▸ **Dataset items**
======
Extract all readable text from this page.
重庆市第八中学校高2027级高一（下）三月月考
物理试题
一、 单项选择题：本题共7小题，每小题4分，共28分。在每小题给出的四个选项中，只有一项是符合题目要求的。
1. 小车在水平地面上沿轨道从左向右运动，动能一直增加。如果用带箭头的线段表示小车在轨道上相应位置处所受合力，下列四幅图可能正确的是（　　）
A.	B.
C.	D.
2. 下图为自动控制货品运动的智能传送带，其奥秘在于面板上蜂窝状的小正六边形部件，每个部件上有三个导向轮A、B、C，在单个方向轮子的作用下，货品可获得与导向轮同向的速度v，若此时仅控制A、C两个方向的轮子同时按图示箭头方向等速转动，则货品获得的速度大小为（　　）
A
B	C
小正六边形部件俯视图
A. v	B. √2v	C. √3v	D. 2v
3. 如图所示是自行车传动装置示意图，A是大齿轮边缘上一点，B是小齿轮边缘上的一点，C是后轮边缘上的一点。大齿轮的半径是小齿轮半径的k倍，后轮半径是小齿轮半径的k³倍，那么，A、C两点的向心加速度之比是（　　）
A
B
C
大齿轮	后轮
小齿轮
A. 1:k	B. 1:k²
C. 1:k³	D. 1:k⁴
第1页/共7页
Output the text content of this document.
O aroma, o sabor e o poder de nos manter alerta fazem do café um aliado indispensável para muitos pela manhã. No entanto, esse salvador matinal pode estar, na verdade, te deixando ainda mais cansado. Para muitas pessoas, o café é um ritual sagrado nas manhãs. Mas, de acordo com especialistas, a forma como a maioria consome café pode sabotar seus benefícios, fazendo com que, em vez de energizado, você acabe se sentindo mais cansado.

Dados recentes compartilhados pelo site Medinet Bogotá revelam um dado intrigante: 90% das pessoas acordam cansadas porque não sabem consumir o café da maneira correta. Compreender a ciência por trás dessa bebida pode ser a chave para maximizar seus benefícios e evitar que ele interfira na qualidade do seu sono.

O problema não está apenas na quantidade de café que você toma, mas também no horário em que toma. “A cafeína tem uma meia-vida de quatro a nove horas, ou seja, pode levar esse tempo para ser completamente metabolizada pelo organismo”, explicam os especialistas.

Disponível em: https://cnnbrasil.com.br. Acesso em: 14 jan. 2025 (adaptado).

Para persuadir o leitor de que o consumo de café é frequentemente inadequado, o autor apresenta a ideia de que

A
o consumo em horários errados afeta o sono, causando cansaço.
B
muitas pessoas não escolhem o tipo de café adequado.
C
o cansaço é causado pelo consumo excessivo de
======
▸ **REQUIRED WORK**
Each line above is to be repeated exactly.

▸ **RESPONSE**
Extract all readable text from this page.
重庆市第八中学校高2027级高一（下）三月月考
物理试题
一、 单项选择题：本题共7小题，每小题4分，共28分。在每小题给出的四个选项中，只有一项是符合题目要求的。
1. 小车在水平地面上沿轨道从左向右运动，动能一直增加。如果用带箭头的线段表示小车在轨道上相应位置处所受合力，下列四幅图可能正确的是（　　）
A.	B.
C.	D.
2. 下图为自动控制货品运动的智能传送带，其奥秘在于面板上蜂窝状的小正六边形部件，每个部件上有三个导向轮A、B、C，在单个方向轮子的作用下，货品可获得与导向轮同向的速度v，若此时仅控制A、C两个方向的轮子同时按图示箭头方向等速转动，则货品获得的速度大小为（　　）
A
B	C
小正六边形部件俯视图
A. v	B. √2v	C. √3v	D. 2v
3. 如图所示是自行车传动装置示意图，A是大齿轮边缘上一点，B是小齿轮边缘上的一点，C是后轮边缘上的一点。大齿轮的半径是小齿轮半径的k倍，后轮半径是小齿轮半径的k³倍，那么，A、C两点的向心加速度之比是（　　）
A
B
C
大齿轮	后轮
小齿轮
A. 1:k	B. 1:k²
C. 1:k³	D. 1:k⁴
第1页/共7页
Output the text content of this document.
O aroma, o sabor e o poder de nos manter alerta fazem do café um aliado indispensável para muitos pela manhã. No entanto, esse salvador matinal pode estar, na verdade, te deixando ainda mais cansado. Para muitas pessoas, o café é um ritual sagrado nas manhãs. Mas, de acordo com especialistas, a forma como a maioria consome café pode sabotar seus benefícios, fazendo com que, em vez de energizado, você acabe se sentindo mais cansado.

Dados recentes compartilhados pelo site Medinet Bogotá revelam um dado intrigante: 90% das pessoas acordam cansadas porque não sabem consumir o café da maneira correta. Compreender a ciência por trás dessa bebida pode ser a chave para maximizar seus benefícios e evitar que ele interfira na qualidade do seu sono.

O problema não está apenas na quantidade de café que você toma, mas também no horário em que toma. “A cafeína tem uma meia-vida de quatro a nove horas, ou seja, pode levar esse tempo para ser completamente metabolizada pelo organismo”, explicam os especialistas.

Disponível em: https://cnnbrasil.com.br. Acesso em: 14 jan. 2025 (adaptado).

Para persuadir o leitor de que o consumo de café é frequentemente inadequado, o autor apresenta a ideia de que

A
o consumo em horários errados afeta o sono, causando cansaço.
B
muitas pessoas não escolhem o tipo de café adequado.
C
o cansaço é causado pelo consumo excessivo de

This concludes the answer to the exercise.